* [Work to do] Every record below should be written out exactly; pictures stay out.

[Stored entries]
^^^^^^^^^^^^^^^^

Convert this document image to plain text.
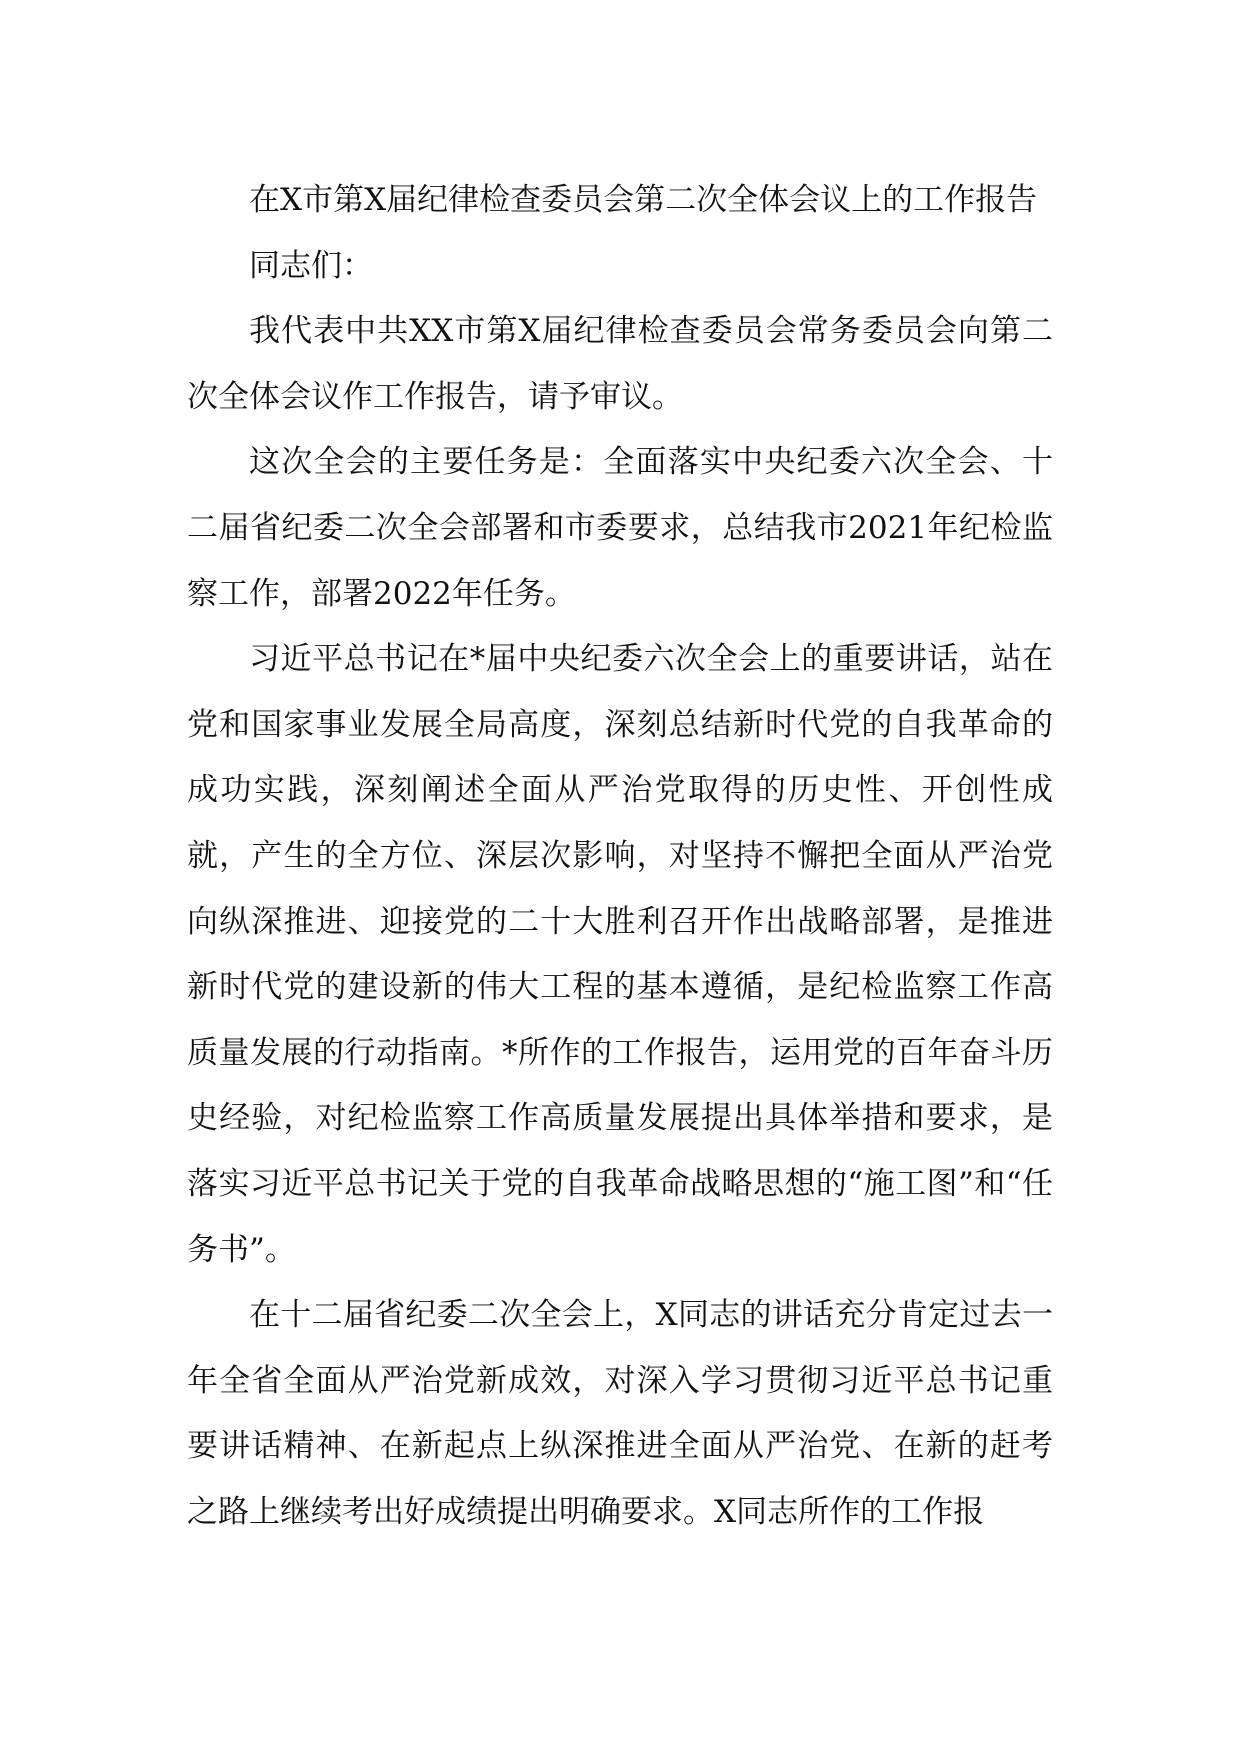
在X市第X届纪律检查委员会第二次全体会议上的工作报告

同志们：

我代表中共XX市第X届纪律检查委员会常务委员会向第二次全体会议作工作报告，请予审议。

这次全会的主要任务是：全面落实中央纪委六次全会、十二届省纪委二次全会部署和市委要求，总结我市2021年纪检监察工作，部署2022年任务。

习近平总书记在*届中央纪委六次全会上的重要讲话，站在党和国家事业发展全局高度，深刻总结新时代党的自我革命的成功实践，深刻阐述全面从严治党取得的历史性、开创性成就，产生的全方位、深层次影响，对坚持不懈把全面从严治党向纵深推进、迎接党的二十大胜利召开作出战略部署，是推进新时代党的建设新的伟大工程的基本遵循，是纪检监察工作高质量发展的行动指南。*所作的工作报告，运用党的百年奋斗历史经验，对纪检监察工作高质量发展提出具体举措和要求，是落实习近平总书记关于党的自我革命战略思想的“施工图”和“任务书”。

在十二届省纪委二次全会上，X同志的讲话充分肯定过去一年全省全面从严治党新成效，对深入学习贯彻习近平总书记重要讲话精神、在新起点上纵深推进全面从严治党、在新的赶考之路上继续考出好成绩提出明确要求。X同志所作的工作报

^^^^^^^^^^^^^^^^

* [Finished exercise]
Convert this document image to plain text.
在X市第X届纪律检查委员会第二次全体会议上的工作报告

同志们：

我代表中共XX市第X届纪律检查委员会常务委员会向第二次全体会议作工作报告，请予审议。

这次全会的主要任务是：全面落实中央纪委六次全会、十二届省纪委二次全会部署和市委要求，总结我市2021年纪检监察工作，部署2022年任务。

习近平总书记在*届中央纪委六次全会上的重要讲话，站在党和国家事业发展全局高度，深刻总结新时代党的自我革命的成功实践，深刻阐述全面从严治党取得的历史性、开创性成就，产生的全方位、深层次影响，对坚持不懈把全面从严治党向纵深推进、迎接党的二十大胜利召开作出战略部署，是推进新时代党的建设新的伟大工程的基本遵循，是纪检监察工作高质量发展的行动指南。*所作的工作报告，运用党的百年奋斗历史经验，对纪检监察工作高质量发展提出具体举措和要求，是落实习近平总书记关于党的自我革命战略思想的“施工图”和“任务书”。

在十二届省纪委二次全会上，X同志的讲话充分肯定过去一年全省全面从严治党新成效，对深入学习贯彻习近平总书记重要讲话精神、在新起点上纵深推进全面从严治党、在新的赶考之路上继续考出好成绩提出明确要求。X同志所作的工作报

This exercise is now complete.